**What you will do:**
Show every line of the records below that contains the word "lollipop".

Entries with figure data:
--- BEGIN ---

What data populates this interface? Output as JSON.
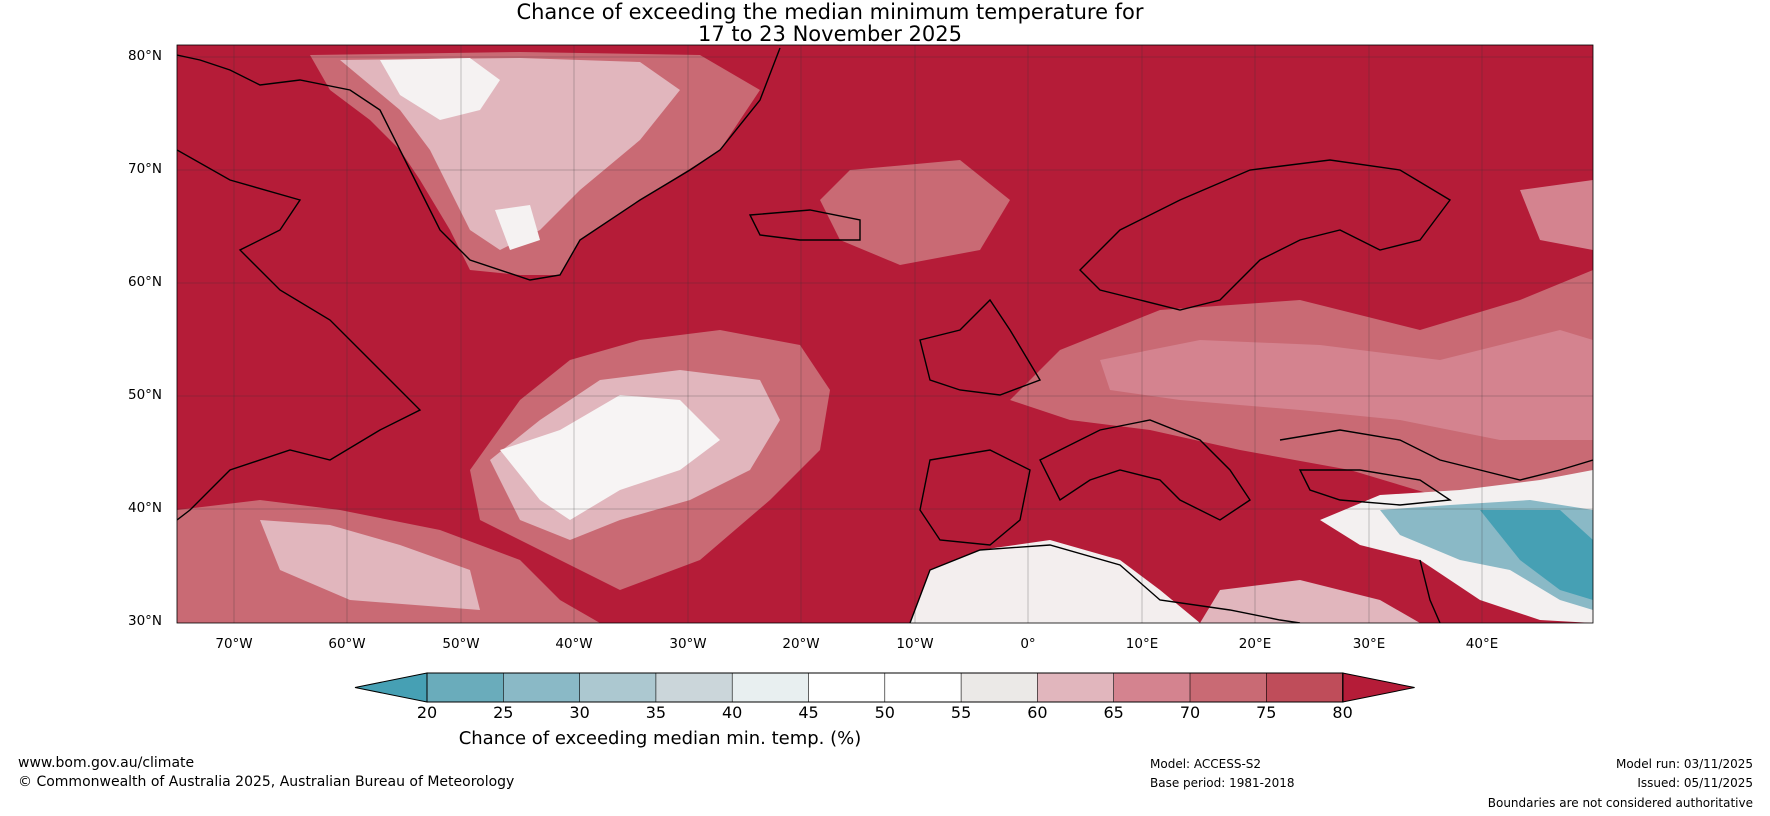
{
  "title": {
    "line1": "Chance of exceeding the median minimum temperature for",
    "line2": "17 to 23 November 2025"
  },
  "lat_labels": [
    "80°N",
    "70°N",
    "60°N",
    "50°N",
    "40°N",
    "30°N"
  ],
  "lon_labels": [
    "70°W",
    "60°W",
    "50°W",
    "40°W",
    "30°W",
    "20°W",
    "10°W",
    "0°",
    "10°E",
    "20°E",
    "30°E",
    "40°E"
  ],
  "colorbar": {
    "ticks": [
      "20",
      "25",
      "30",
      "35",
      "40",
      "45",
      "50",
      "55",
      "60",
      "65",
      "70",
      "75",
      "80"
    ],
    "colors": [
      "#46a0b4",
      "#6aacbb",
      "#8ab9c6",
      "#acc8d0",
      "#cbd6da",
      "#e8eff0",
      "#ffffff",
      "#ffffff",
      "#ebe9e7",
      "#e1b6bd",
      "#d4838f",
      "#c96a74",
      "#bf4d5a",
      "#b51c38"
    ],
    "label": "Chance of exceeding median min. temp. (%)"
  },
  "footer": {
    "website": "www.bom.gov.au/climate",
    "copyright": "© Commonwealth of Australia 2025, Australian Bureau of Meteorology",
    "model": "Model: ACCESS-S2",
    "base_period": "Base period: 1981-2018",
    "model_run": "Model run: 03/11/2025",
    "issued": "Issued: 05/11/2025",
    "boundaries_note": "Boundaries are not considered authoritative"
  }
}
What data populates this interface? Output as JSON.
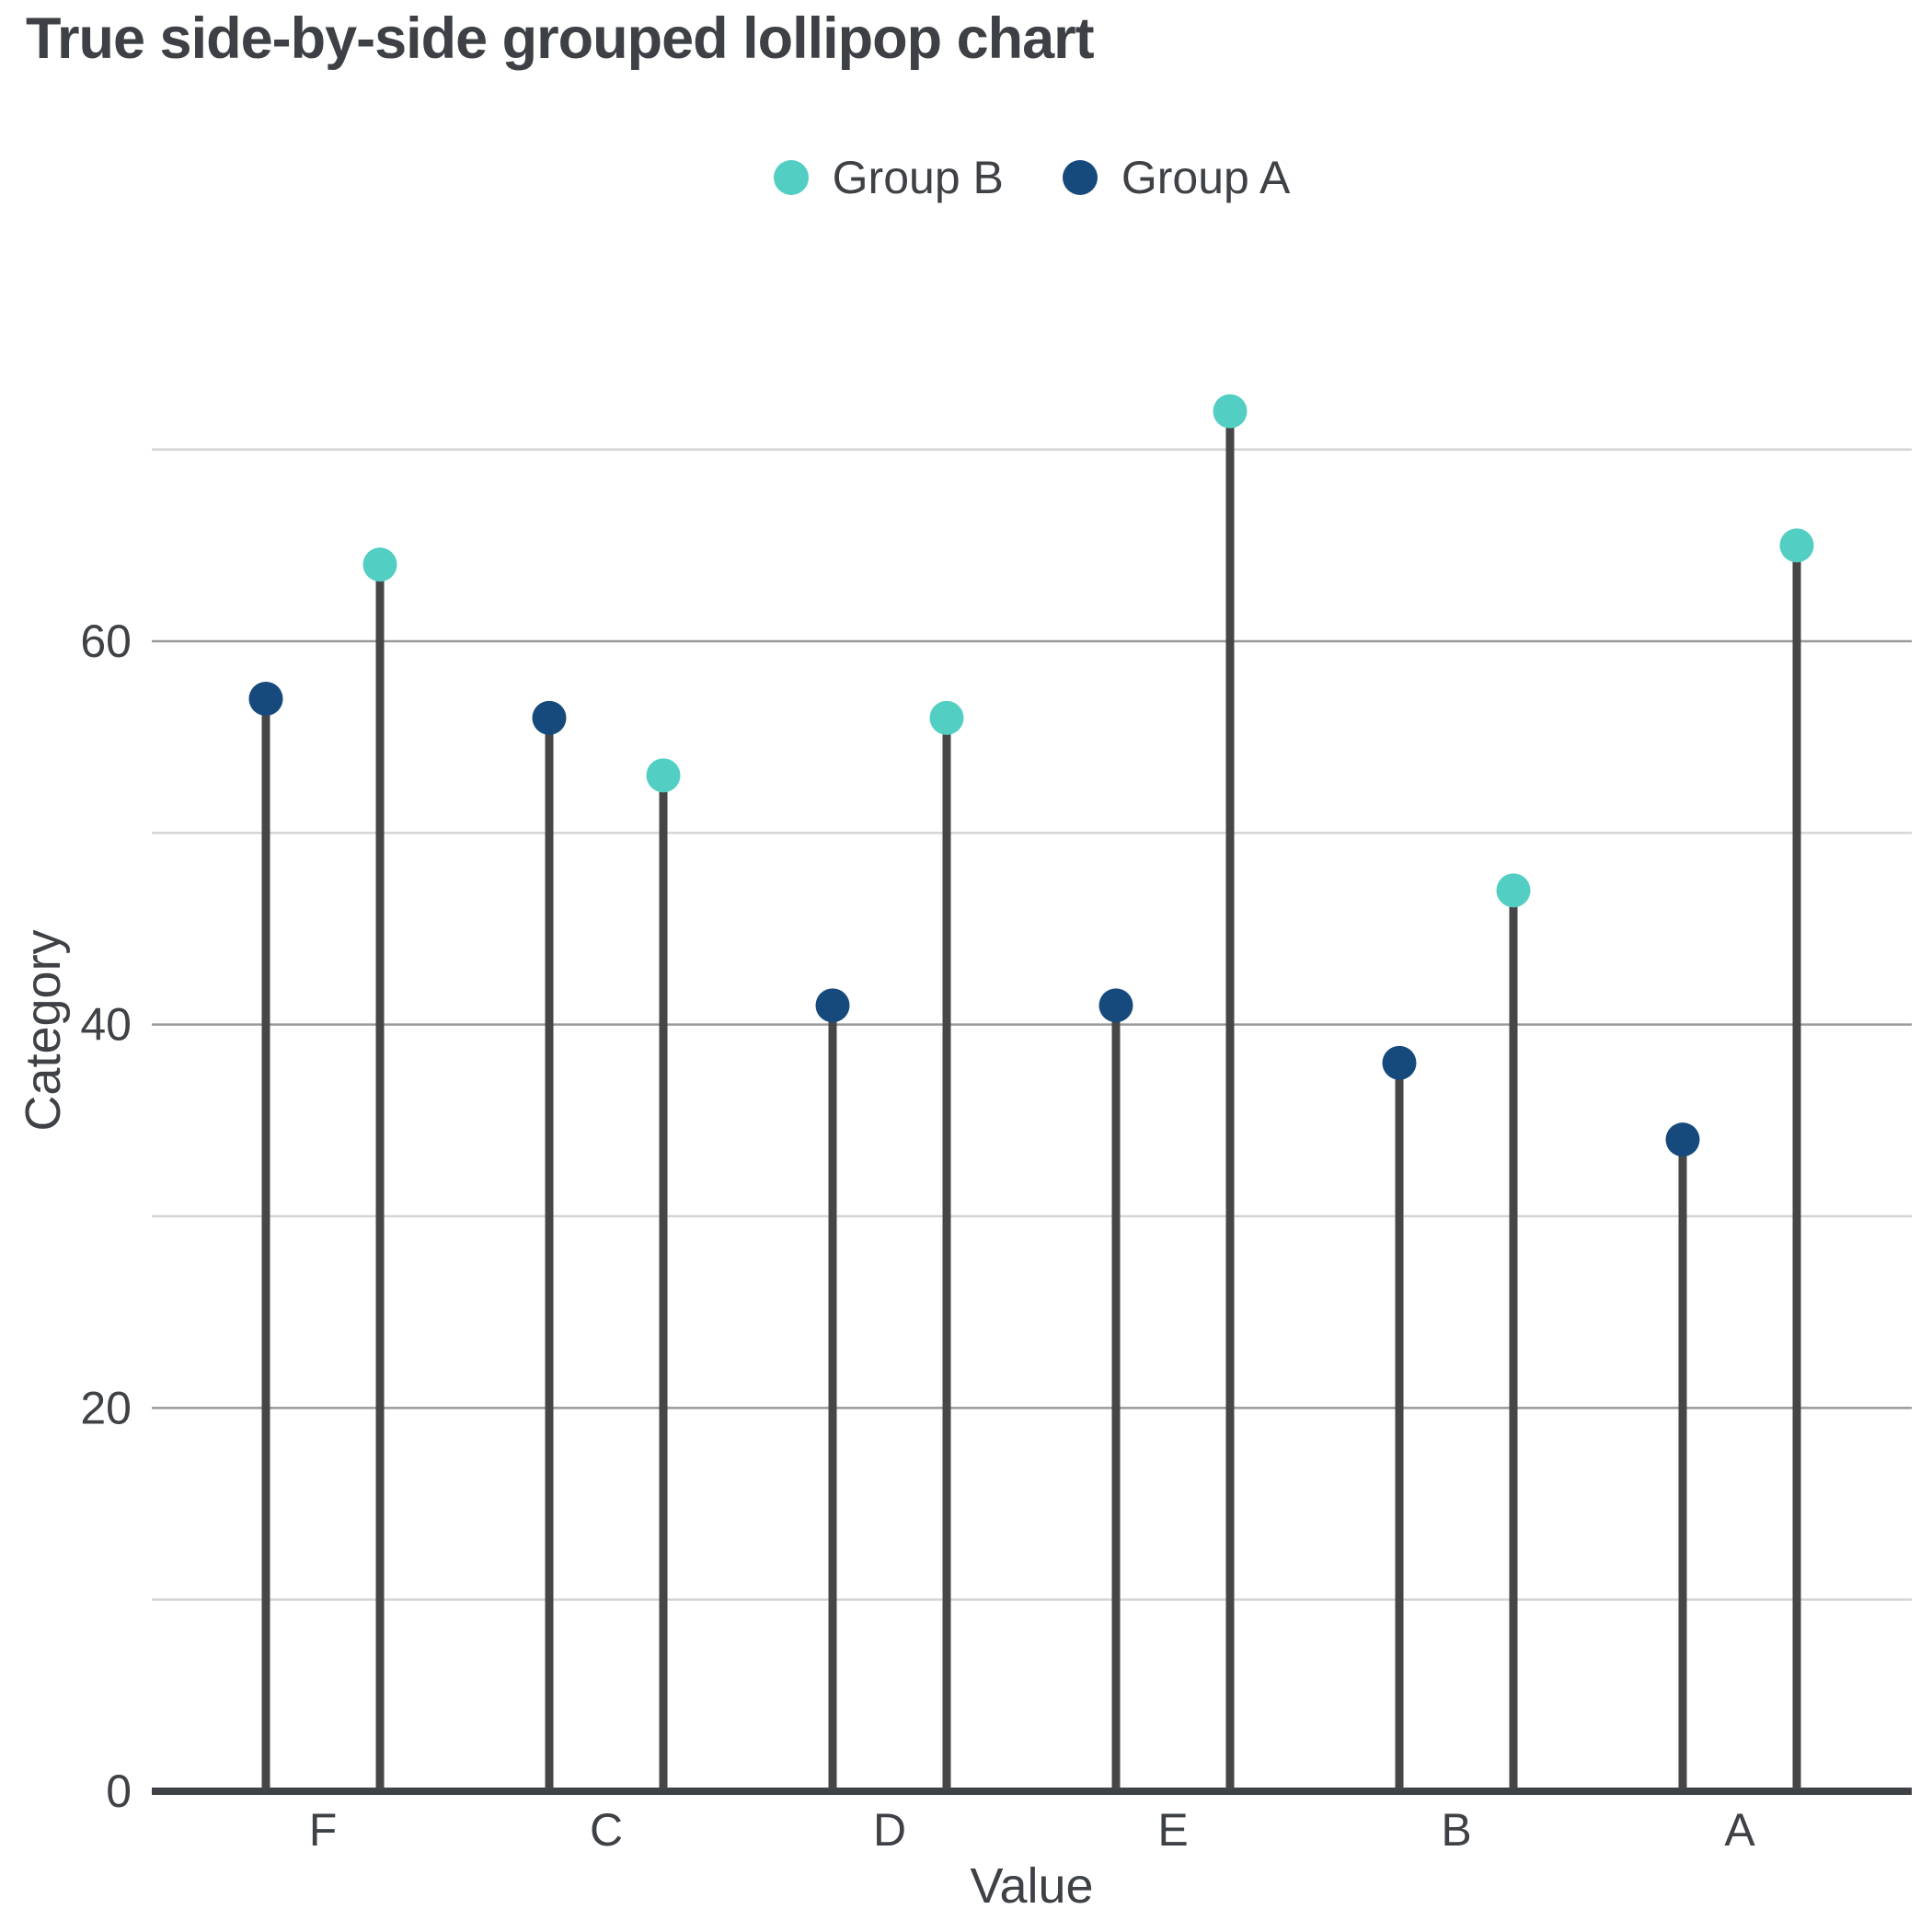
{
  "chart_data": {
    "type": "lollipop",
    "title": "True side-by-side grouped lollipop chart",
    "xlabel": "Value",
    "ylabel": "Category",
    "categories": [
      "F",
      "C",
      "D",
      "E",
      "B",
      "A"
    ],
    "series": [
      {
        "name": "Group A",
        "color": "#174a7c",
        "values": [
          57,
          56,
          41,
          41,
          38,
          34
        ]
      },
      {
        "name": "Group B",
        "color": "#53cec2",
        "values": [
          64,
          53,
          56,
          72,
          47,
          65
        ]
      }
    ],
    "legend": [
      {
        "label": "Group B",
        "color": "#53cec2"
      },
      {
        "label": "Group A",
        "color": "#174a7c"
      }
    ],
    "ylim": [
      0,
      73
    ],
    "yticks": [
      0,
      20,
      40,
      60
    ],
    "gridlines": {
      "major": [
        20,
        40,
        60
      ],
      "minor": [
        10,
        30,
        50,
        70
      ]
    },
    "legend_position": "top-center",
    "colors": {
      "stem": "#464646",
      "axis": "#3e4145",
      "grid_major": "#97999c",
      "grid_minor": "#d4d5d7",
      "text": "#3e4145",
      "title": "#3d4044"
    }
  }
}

--- END ---

**Correct output:**
    "type": "lollipop",
    "title": "True side-by-side grouped lollipop chart",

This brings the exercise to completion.